--- Vorliegender Text ---

Ich bin dir dankbar für deinen Eintrag, weil er mir auch nach so vielen Jahren der Trennung immer noch zeigt, dass ich nie so werden, handeln und denken möchte wie du.
Heute, wenn der Tag hell strahlt, dann wirst du diese Zeilen lesen. Verstehen wirst du sie nicht oder nur bedingt, weil du nicht das fühlen und spüren kannst, was ich in diesen Stunden spüren werde.
Es ist spät und langsam werde ich müde. Die Finger wollen nicht mehr so, wie ich es mir wünsche und ich muss öfter korrigieren um dieses Posting zu Ende zu bringen. Kannst du das fühlen?

--- Vorliegende Datensätze ---

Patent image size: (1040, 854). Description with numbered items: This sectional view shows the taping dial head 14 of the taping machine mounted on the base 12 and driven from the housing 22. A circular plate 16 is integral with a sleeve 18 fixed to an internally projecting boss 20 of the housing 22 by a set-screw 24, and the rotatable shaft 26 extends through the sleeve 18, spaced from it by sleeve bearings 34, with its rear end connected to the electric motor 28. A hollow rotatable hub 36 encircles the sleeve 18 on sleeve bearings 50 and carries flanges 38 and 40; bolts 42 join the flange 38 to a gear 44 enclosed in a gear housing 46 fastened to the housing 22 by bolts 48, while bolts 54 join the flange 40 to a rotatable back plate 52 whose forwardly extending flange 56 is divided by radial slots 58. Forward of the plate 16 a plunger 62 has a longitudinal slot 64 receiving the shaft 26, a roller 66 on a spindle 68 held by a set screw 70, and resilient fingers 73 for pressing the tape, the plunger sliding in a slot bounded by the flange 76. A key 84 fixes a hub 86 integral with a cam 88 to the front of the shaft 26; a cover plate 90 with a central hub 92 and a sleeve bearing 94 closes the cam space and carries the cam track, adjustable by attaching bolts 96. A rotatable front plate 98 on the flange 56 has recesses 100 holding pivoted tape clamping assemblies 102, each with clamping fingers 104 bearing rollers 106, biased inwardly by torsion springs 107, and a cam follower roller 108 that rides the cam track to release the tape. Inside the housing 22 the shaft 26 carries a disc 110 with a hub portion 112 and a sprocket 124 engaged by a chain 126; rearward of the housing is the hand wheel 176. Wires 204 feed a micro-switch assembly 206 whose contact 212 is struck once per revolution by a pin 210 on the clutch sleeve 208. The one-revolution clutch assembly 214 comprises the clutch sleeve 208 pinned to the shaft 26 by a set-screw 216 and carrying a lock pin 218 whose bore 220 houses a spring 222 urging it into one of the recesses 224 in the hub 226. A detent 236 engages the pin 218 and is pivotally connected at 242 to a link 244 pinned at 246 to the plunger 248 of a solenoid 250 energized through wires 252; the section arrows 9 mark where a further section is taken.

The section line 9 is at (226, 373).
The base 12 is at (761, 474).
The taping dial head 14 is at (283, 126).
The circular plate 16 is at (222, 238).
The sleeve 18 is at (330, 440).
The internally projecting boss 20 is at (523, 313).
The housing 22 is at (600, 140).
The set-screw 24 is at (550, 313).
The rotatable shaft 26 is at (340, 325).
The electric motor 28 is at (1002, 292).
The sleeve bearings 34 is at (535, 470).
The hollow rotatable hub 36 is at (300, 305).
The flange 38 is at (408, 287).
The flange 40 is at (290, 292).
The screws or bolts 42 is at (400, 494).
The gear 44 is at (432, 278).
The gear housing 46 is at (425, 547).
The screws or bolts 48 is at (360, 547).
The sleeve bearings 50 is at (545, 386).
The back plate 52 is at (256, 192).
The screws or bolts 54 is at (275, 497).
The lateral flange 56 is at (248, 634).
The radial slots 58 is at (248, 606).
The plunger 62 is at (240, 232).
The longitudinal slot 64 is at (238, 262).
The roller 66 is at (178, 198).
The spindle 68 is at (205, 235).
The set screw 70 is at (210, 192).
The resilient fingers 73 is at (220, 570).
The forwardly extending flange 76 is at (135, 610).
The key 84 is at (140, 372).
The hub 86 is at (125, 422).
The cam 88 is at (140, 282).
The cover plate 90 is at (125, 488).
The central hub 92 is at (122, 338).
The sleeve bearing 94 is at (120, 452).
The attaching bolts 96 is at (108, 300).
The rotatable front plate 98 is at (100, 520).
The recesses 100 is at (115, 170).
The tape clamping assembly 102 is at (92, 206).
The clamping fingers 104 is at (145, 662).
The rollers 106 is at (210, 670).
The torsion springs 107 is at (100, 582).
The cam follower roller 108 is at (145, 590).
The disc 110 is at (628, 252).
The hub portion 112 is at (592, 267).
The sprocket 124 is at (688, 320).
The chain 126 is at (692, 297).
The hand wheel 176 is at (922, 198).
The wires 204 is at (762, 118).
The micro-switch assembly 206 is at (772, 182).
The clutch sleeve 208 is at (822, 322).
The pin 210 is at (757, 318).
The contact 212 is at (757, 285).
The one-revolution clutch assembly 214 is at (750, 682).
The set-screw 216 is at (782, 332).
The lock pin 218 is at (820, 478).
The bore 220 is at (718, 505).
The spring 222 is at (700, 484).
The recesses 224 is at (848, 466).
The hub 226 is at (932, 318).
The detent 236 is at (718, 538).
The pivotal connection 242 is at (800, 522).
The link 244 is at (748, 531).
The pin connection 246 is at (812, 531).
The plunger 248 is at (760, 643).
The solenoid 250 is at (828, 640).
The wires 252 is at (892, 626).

---

### Übungsaufgabe:
Entnimm dem vorliegenden Text wortgetreu alles von „Ich bin dir“ bis hinunter zu „du das fühlen?“. Die Datensätze werden für die Bearbeitung nicht gebraucht.

### Ergebnis der Aufgabe:
Ich bin dir dankbar für deinen Eintrag, weil er mir auch nach so vielen Jahren der Trennung immer noch zeigt, dass ich nie so werden, handeln und denken möchte wie du.
Heute, wenn der Tag hell strahlt, dann wirst du diese Zeilen lesen. Verstehen wirst du sie nicht oder nur bedingt, weil du nicht das fühlen und spüren kannst, was ich in diesen Stunden spüren werde.
Es ist spät und langsam werde ich müde. Die Finger wollen nicht mehr so, wie ich es mir wünsche und ich muss öfter korrigieren um dieses Posting zu Ende zu bringen. Kannst du das fühlen?